___ PROVIDED RECORDS ___

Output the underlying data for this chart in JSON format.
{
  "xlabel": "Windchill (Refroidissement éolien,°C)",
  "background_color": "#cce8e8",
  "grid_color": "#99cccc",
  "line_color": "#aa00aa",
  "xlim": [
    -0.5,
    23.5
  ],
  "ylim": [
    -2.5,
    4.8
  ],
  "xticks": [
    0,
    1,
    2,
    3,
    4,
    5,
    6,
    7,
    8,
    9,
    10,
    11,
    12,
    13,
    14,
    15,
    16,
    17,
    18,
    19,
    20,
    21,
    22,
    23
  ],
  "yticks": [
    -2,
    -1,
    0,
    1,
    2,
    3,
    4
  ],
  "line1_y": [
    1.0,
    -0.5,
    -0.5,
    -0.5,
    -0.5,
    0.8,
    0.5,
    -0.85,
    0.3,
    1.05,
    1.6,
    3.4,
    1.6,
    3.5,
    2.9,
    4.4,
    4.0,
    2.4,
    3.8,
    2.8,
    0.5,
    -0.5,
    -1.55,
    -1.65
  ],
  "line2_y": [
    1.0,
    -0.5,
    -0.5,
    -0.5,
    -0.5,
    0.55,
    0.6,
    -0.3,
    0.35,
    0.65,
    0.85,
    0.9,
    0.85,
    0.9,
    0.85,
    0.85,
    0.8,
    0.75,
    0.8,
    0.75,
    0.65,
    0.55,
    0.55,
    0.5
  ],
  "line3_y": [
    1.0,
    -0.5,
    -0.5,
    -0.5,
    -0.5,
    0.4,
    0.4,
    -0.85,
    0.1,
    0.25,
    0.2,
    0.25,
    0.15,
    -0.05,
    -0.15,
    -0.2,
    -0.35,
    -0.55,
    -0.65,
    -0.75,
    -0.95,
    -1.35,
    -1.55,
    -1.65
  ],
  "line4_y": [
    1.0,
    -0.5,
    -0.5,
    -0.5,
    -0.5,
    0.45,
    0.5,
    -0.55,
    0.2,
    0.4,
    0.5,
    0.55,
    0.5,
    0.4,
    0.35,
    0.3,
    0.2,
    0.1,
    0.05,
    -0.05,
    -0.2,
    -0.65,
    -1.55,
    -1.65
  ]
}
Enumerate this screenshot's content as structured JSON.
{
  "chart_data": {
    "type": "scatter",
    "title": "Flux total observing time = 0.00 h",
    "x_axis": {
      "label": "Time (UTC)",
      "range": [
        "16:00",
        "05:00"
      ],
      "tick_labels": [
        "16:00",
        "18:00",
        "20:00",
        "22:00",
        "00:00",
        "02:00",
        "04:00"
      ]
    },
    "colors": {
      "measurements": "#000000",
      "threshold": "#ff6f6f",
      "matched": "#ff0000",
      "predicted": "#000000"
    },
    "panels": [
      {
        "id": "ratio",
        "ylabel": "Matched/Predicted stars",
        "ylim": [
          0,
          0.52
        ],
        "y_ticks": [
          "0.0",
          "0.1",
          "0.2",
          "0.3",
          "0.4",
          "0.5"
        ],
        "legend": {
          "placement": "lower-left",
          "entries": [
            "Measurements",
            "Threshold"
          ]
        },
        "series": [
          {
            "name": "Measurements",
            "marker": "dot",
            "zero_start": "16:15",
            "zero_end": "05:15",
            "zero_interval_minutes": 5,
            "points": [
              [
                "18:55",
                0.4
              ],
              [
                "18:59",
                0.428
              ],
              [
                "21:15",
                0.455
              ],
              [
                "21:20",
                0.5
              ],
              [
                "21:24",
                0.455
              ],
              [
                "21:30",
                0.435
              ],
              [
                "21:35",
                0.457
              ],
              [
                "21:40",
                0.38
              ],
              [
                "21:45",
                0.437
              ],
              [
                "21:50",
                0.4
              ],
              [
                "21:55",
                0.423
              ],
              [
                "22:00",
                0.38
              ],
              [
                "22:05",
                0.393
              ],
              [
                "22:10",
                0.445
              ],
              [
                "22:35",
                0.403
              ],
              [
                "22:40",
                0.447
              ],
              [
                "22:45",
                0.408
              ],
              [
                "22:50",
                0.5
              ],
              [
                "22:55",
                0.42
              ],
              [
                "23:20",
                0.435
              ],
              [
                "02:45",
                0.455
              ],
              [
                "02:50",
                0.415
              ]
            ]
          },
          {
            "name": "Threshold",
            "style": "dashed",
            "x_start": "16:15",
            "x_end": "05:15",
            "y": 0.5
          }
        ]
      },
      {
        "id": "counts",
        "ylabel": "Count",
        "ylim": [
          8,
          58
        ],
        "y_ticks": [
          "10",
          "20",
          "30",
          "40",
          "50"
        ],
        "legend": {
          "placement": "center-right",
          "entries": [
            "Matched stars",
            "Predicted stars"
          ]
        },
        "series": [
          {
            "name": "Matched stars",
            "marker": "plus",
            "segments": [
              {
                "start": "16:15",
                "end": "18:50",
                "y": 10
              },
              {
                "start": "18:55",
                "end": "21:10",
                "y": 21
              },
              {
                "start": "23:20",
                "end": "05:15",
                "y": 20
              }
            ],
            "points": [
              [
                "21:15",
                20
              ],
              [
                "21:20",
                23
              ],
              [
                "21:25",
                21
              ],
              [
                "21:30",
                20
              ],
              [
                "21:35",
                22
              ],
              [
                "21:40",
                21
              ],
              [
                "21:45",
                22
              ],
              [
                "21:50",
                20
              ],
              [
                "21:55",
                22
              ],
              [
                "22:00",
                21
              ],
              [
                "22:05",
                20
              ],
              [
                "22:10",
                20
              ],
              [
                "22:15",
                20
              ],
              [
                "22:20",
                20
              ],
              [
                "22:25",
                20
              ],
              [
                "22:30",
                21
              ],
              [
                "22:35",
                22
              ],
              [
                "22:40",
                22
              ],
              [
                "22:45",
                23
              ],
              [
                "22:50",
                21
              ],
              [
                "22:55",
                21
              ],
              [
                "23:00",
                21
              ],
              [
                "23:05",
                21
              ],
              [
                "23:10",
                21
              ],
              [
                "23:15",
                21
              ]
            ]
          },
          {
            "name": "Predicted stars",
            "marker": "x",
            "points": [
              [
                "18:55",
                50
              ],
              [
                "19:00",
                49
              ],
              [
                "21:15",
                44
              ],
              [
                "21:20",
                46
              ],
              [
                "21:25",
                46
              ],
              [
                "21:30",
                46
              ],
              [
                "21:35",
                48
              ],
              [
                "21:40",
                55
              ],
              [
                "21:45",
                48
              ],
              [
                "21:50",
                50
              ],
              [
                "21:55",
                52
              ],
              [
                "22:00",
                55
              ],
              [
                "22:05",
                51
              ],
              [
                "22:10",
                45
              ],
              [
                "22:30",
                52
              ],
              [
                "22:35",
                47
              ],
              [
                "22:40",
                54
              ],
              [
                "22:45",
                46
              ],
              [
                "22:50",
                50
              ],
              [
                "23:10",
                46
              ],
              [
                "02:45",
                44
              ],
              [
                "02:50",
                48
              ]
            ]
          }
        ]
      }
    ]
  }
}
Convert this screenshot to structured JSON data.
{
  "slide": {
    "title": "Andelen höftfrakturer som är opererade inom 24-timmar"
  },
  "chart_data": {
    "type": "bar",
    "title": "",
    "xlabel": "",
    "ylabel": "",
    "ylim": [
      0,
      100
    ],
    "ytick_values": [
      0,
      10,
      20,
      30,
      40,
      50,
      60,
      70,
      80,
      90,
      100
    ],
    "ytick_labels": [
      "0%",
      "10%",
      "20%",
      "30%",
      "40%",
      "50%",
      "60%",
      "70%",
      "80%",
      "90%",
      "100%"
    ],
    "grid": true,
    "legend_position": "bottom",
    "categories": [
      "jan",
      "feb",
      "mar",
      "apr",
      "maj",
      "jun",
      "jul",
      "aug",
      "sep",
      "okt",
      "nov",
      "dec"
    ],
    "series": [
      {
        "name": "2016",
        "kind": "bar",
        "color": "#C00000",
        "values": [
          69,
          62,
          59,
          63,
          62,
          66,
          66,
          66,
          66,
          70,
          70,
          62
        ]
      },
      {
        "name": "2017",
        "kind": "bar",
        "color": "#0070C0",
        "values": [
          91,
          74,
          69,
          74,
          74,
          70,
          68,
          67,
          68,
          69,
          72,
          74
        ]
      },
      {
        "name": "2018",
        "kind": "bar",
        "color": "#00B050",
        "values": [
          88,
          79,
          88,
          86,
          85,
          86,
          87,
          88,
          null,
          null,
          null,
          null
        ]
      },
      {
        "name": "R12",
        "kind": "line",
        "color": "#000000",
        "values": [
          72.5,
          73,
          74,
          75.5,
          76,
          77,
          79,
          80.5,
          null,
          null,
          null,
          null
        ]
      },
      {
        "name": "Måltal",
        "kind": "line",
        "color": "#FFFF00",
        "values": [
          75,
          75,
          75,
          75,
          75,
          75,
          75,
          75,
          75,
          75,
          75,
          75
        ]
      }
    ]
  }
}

___

» **TO BE DONE**
Show all lines from the records above where the word "name" occurs.

» **REPLY**
            "name": "Measurements",
            "name": "Threshold",
            "name": "Matched stars",
            "name": "Predicted stars",
        "name": "2016",
        "name": "2017",
        "name": "2018",
        "name": "R12",
        "name": "Måltal",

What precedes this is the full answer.